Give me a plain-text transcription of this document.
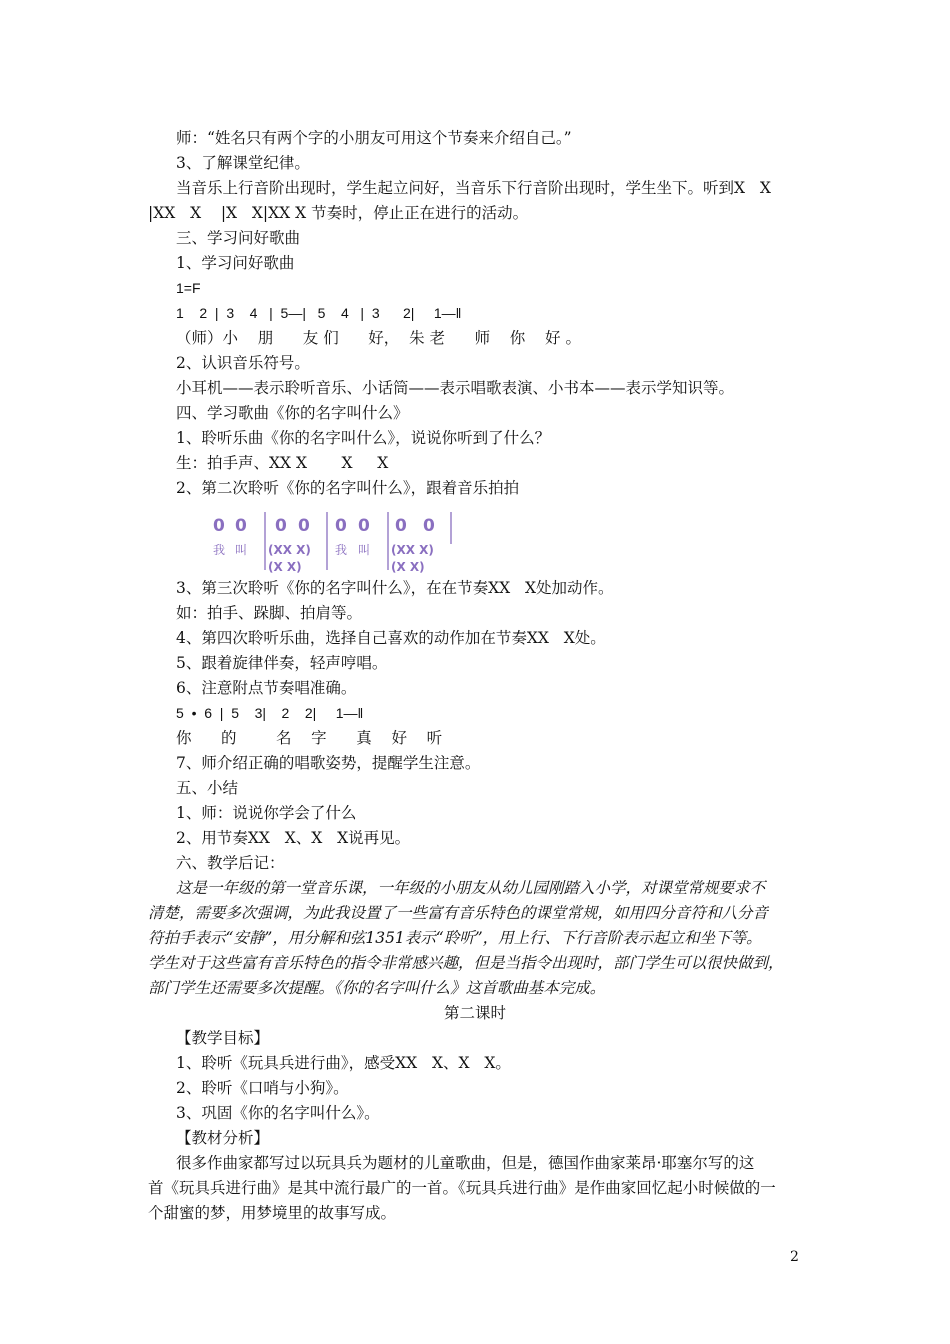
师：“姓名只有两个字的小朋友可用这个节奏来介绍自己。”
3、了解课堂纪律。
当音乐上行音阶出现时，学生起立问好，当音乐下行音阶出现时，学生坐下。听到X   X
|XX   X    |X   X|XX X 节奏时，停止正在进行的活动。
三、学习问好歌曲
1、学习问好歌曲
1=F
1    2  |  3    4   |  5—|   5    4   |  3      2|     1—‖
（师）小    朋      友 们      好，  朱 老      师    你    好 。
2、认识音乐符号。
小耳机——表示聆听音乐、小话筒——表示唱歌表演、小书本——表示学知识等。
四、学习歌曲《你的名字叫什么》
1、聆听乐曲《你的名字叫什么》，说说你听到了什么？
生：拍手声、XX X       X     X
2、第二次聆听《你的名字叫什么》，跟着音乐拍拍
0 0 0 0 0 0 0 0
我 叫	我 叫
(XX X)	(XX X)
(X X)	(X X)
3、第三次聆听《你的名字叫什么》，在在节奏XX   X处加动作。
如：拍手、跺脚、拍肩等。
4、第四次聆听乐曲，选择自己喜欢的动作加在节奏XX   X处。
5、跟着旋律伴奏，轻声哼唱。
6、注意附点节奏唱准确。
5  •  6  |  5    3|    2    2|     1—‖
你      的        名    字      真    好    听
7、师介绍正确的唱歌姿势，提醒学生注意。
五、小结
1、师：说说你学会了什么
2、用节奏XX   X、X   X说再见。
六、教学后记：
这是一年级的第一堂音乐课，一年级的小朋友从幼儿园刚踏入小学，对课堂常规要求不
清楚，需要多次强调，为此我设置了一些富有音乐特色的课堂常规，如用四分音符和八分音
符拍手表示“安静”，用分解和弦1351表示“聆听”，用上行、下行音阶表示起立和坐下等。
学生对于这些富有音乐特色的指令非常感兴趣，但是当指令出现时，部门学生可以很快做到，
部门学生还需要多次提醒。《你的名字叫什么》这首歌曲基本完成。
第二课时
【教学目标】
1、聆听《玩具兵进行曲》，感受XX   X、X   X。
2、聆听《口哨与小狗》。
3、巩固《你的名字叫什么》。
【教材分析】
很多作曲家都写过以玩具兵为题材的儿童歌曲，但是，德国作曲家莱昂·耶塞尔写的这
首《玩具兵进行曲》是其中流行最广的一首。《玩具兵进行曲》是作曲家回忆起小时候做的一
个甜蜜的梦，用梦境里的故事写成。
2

************

■ Written exercise:
Transcribe all the data word for word; the images stay out.

■ Exercise result:
Give me a plain-text transcription of this document.
师：“姓名只有两个字的小朋友可用这个节奏来介绍自己。”
3、了解课堂纪律。
当音乐上行音阶出现时，学生起立问好，当音乐下行音阶出现时，学生坐下。听到X   X
|XX   X    |X   X|XX X 节奏时，停止正在进行的活动。
三、学习问好歌曲
1、学习问好歌曲
1=F
1    2  |  3    4   |  5—|   5    4   |  3      2|     1—‖
（师）小    朋      友 们      好，  朱 老      师    你    好 。
2、认识音乐符号。
小耳机——表示聆听音乐、小话筒——表示唱歌表演、小书本——表示学知识等。
四、学习歌曲《你的名字叫什么》
1、聆听乐曲《你的名字叫什么》，说说你听到了什么？
生：拍手声、XX X       X     X
2、第二次聆听《你的名字叫什么》，跟着音乐拍拍
0 0 0 0 0 0 0 0
我 叫	我 叫
(XX X)	(XX X)
(X X)	(X X)
3、第三次聆听《你的名字叫什么》，在在节奏XX   X处加动作。
如：拍手、跺脚、拍肩等。
4、第四次聆听乐曲，选择自己喜欢的动作加在节奏XX   X处。
5、跟着旋律伴奏，轻声哼唱。
6、注意附点节奏唱准确。
5  •  6  |  5    3|    2    2|     1—‖
你      的        名    字      真    好    听
7、师介绍正确的唱歌姿势，提醒学生注意。
五、小结
1、师：说说你学会了什么
2、用节奏XX   X、X   X说再见。
六、教学后记：
这是一年级的第一堂音乐课，一年级的小朋友从幼儿园刚踏入小学，对课堂常规要求不
清楚，需要多次强调，为此我设置了一些富有音乐特色的课堂常规，如用四分音符和八分音
符拍手表示“安静”，用分解和弦1351表示“聆听”，用上行、下行音阶表示起立和坐下等。
学生对于这些富有音乐特色的指令非常感兴趣，但是当指令出现时，部门学生可以很快做到，
部门学生还需要多次提醒。《你的名字叫什么》这首歌曲基本完成。
第二课时
【教学目标】
1、聆听《玩具兵进行曲》，感受XX   X、X   X。
2、聆听《口哨与小狗》。
3、巩固《你的名字叫什么》。
【教材分析】
很多作曲家都写过以玩具兵为题材的儿童歌曲，但是，德国作曲家莱昂·耶塞尔写的这
首《玩具兵进行曲》是其中流行最广的一首。《玩具兵进行曲》是作曲家回忆起小时候做的一
个甜蜜的梦，用梦境里的故事写成。
2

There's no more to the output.